RECORDS:
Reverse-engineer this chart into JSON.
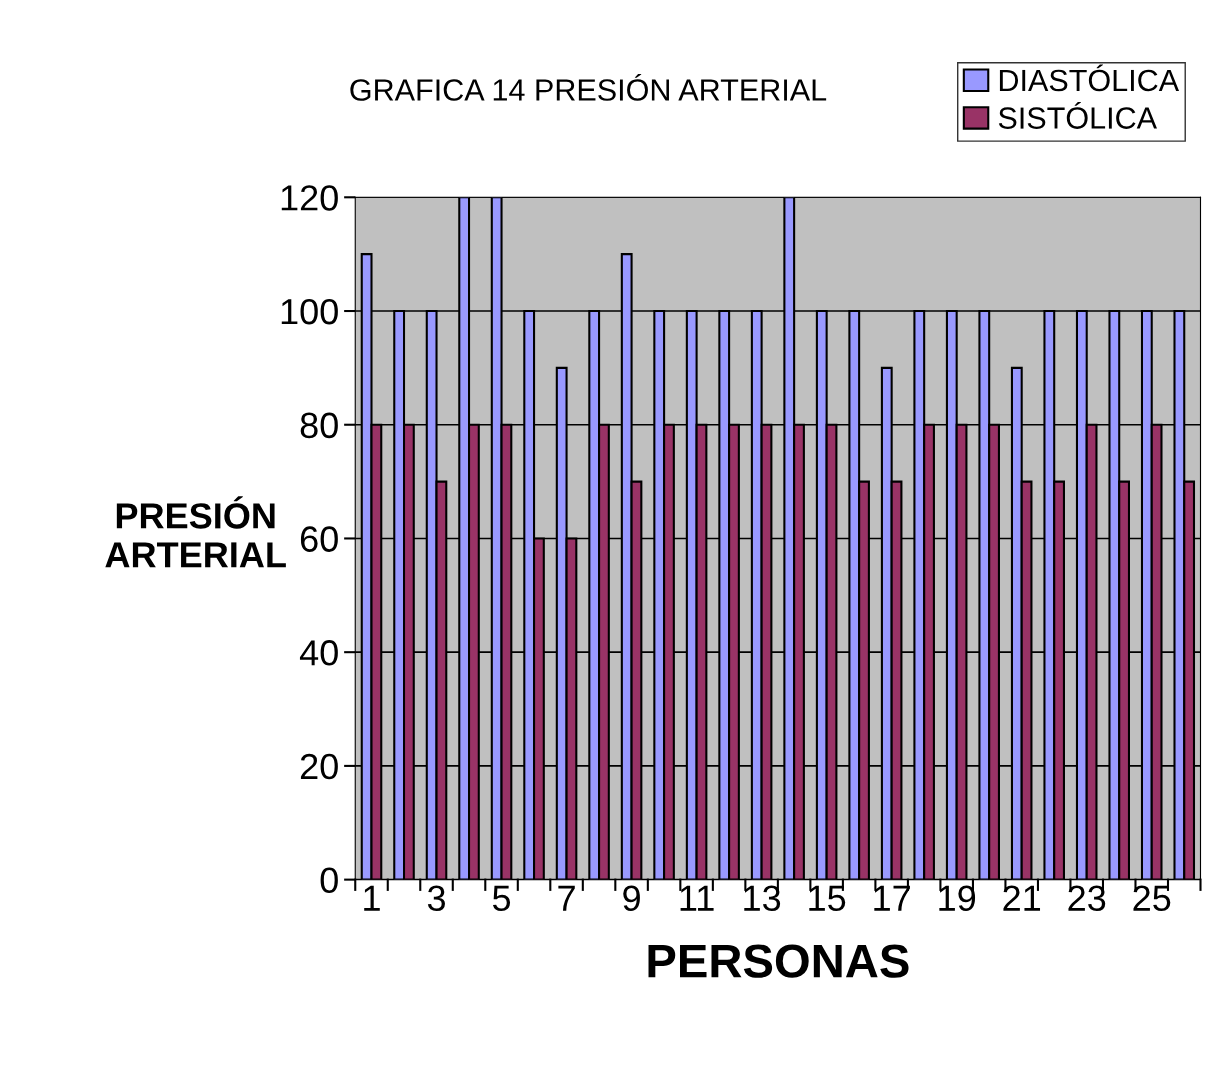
{
  "chart_data": {
    "type": "bar",
    "title": "GRAFICA 14 PRESIÓN ARTERIAL",
    "xlabel": "PERSONAS",
    "ylabel": "PRESIÓN\nARTERIAL",
    "categories": [
      "1",
      null,
      "3",
      null,
      "5",
      null,
      "7",
      null,
      "9",
      null,
      "11",
      null,
      "13",
      null,
      "15",
      null,
      "17",
      null,
      "19",
      null,
      "21",
      null,
      "23",
      null,
      "25",
      null
    ],
    "series": [
      {
        "name": "DIASTÓLICA",
        "color": "#9999ff",
        "values": [
          110,
          100,
          100,
          120,
          120,
          100,
          90,
          100,
          110,
          100,
          100,
          100,
          100,
          120,
          100,
          100,
          90,
          100,
          100,
          100,
          90,
          100,
          100,
          100,
          100,
          100
        ]
      },
      {
        "name": "SISTÓLICA",
        "color": "#993366",
        "values": [
          80,
          80,
          70,
          80,
          80,
          60,
          60,
          80,
          70,
          80,
          80,
          80,
          80,
          80,
          80,
          70,
          70,
          80,
          80,
          80,
          70,
          70,
          80,
          70,
          80,
          70
        ]
      }
    ],
    "ylim": [
      0,
      120
    ],
    "yticks": [
      0,
      20,
      40,
      60,
      80,
      100,
      120
    ],
    "grid": "y",
    "legend": "top right"
  }
}
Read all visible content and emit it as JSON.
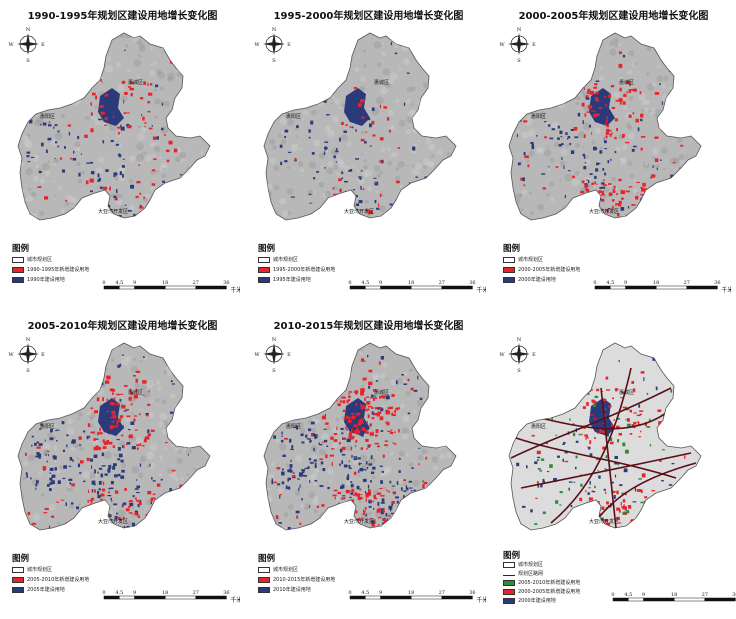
{
  "panels": [
    {
      "title": "1990-1995年规划区建设用地增长变化图",
      "legend_title": "图例",
      "legend": [
        {
          "label": "城市规划区",
          "color": "#ffffff"
        },
        {
          "label": "1990-1995年新增建设用地",
          "color": "#e8242a"
        },
        {
          "label": "1990年建设用地",
          "color": "#2b3a7a"
        }
      ],
      "mode": "early",
      "red_weight": 0.3
    },
    {
      "title": "1995-2000年规划区建设用地增长变化图",
      "legend_title": "图例",
      "legend": [
        {
          "label": "城市规划区",
          "color": "#ffffff"
        },
        {
          "label": "1995-2000年新增建设用地",
          "color": "#e8242a"
        },
        {
          "label": "1995年建设用地",
          "color": "#2b3a7a"
        }
      ],
      "mode": "early",
      "red_weight": 0.15
    },
    {
      "title": "2000-2005年规划区建设用地增长变化图",
      "legend_title": "图例",
      "legend": [
        {
          "label": "城市规划区",
          "color": "#ffffff"
        },
        {
          "label": "2000-2005年新增建设用地",
          "color": "#e8242a"
        },
        {
          "label": "2000年建设用地",
          "color": "#2b3a7a"
        }
      ],
      "mode": "mid",
      "red_weight": 0.6
    },
    {
      "title": "2005-2010年规划区建设用地增长变化图",
      "legend_title": "图例",
      "legend": [
        {
          "label": "城市规划区",
          "color": "#ffffff"
        },
        {
          "label": "2005-2010年新增建设用地",
          "color": "#e8242a"
        },
        {
          "label": "2005年建设用地",
          "color": "#2b3a7a"
        }
      ],
      "mode": "mid2",
      "red_weight": 0.7
    },
    {
      "title": "2010-2015年规划区建设用地增长变化图",
      "legend_title": "图例",
      "legend": [
        {
          "label": "城市规划区",
          "color": "#ffffff"
        },
        {
          "label": "2010-2015年新增建设用地",
          "color": "#e8242a"
        },
        {
          "label": "2010年建设用地",
          "color": "#2b3a7a"
        }
      ],
      "mode": "late",
      "red_weight": 1.0
    },
    {
      "title": "",
      "legend_title": "图例",
      "legend": [
        {
          "label": "城市规划区",
          "color": "#ffffff"
        },
        {
          "label": "规划区路网",
          "color": "line"
        },
        {
          "label": "2005-2010年新增建设用地",
          "color": "#2e8b3a"
        },
        {
          "label": "2000-2005年新增建设用地",
          "color": "#e8242a"
        },
        {
          "label": "2000年建设用地",
          "color": "#2b3a7a"
        }
      ],
      "mode": "roads",
      "red_weight": 0.5
    }
  ],
  "places": {
    "north": "惠城区",
    "west": "惠阳区",
    "south": "大亚湾开发区"
  },
  "scale": {
    "ticks": [
      "0",
      "4.5",
      "9",
      "18",
      "27",
      "36"
    ],
    "unit": "千米"
  },
  "compass": {
    "n": "N",
    "s": "S",
    "e": "E",
    "w": "W"
  },
  "colors": {
    "land": "#b8b8b8",
    "new": "#e8242a",
    "existing": "#2b3a7a",
    "green": "#2e8b3a",
    "plain": "#dcdcdc"
  }
}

REQUIREMENT:
Every record above should come back exactly, but without its pictures.

REPLY TO THE TASK:
Reverse-engineer this chart into JSON.
{
  "chart_data": {
    "type": "bar",
    "title": "GRAFICA 14 PRESIÓN ARTERIAL",
    "xlabel": "PERSONAS",
    "ylabel": "PRESIÓN\nARTERIAL",
    "categories": [
      "1",
      null,
      "3",
      null,
      "5",
      null,
      "7",
      null,
      "9",
      null,
      "11",
      null,
      "13",
      null,
      "15",
      null,
      "17",
      null,
      "19",
      null,
      "21",
      null,
      "23",
      null,
      "25",
      null
    ],
    "series": [
      {
        "name": "DIASTÓLICA",
        "color": "#9999ff",
        "values": [
          110,
          100,
          100,
          120,
          120,
          100,
          90,
          100,
          110,
          100,
          100,
          100,
          100,
          120,
          100,
          100,
          90,
          100,
          100,
          100,
          90,
          100,
          100,
          100,
          100,
          100
        ]
      },
      {
        "name": "SISTÓLICA",
        "color": "#993366",
        "values": [
          80,
          80,
          70,
          80,
          80,
          60,
          60,
          80,
          70,
          80,
          80,
          80,
          80,
          80,
          80,
          70,
          70,
          80,
          80,
          80,
          70,
          70,
          80,
          70,
          80,
          70
        ]
      }
    ],
    "ylim": [
      0,
      120
    ],
    "yticks": [
      0,
      20,
      40,
      60,
      80,
      100,
      120
    ],
    "grid": "y",
    "legend": "top right"
  }
}
Read all visible content and emit it as JSON.
{
  "panels": [
    {
      "title": "1990-1995年规划区建设用地增长变化图",
      "legend_title": "图例",
      "legend": [
        {
          "label": "城市规划区",
          "color": "#ffffff"
        },
        {
          "label": "1990-1995年新增建设用地",
          "color": "#e8242a"
        },
        {
          "label": "1990年建设用地",
          "color": "#2b3a7a"
        }
      ],
      "mode": "early",
      "red_weight": 0.3
    },
    {
      "title": "1995-2000年规划区建设用地增长变化图",
      "legend_title": "图例",
      "legend": [
        {
          "label": "城市规划区",
          "color": "#ffffff"
        },
        {
          "label": "1995-2000年新增建设用地",
          "color": "#e8242a"
        },
        {
          "label": "1995年建设用地",
          "color": "#2b3a7a"
        }
      ],
      "mode": "early",
      "red_weight": 0.15
    },
    {
      "title": "2000-2005年规划区建设用地增长变化图",
      "legend_title": "图例",
      "legend": [
        {
          "label": "城市规划区",
          "color": "#ffffff"
        },
        {
          "label": "2000-2005年新增建设用地",
          "color": "#e8242a"
        },
        {
          "label": "2000年建设用地",
          "color": "#2b3a7a"
        }
      ],
      "mode": "mid",
      "red_weight": 0.6
    },
    {
      "title": "2005-2010年规划区建设用地增长变化图",
      "legend_title": "图例",
      "legend": [
        {
          "label": "城市规划区",
          "color": "#ffffff"
        },
        {
          "label": "2005-2010年新增建设用地",
          "color": "#e8242a"
        },
        {
          "label": "2005年建设用地",
          "color": "#2b3a7a"
        }
      ],
      "mode": "mid2",
      "red_weight": 0.7
    },
    {
      "title": "2010-2015年规划区建设用地增长变化图",
      "legend_title": "图例",
      "legend": [
        {
          "label": "城市规划区",
          "color": "#ffffff"
        },
        {
          "label": "2010-2015年新增建设用地",
          "color": "#e8242a"
        },
        {
          "label": "2010年建设用地",
          "color": "#2b3a7a"
        }
      ],
      "mode": "late",
      "red_weight": 1.0
    },
    {
      "title": "",
      "legend_title": "图例",
      "legend": [
        {
          "label": "城市规划区",
          "color": "#ffffff"
        },
        {
          "label": "规划区路网",
          "color": "line"
        },
        {
          "label": "2005-2010年新增建设用地",
          "color": "#2e8b3a"
        },
        {
          "label": "2000-2005年新增建设用地",
          "color": "#e8242a"
        },
        {
          "label": "2000年建设用地",
          "color": "#2b3a7a"
        }
      ],
      "mode": "roads",
      "red_weight": 0.5
    }
  ],
  "places": {
    "north": "惠城区",
    "west": "惠阳区",
    "south": "大亚湾开发区"
  },
  "scale": {
    "ticks": [
      "0",
      "4.5",
      "9",
      "18",
      "27",
      "36"
    ],
    "unit": "千米"
  },
  "compass": {
    "n": "N",
    "s": "S",
    "e": "E",
    "w": "W"
  },
  "colors": {
    "land": "#b8b8b8",
    "new": "#e8242a",
    "existing": "#2b3a7a",
    "green": "#2e8b3a",
    "plain": "#dcdcdc"
  }
}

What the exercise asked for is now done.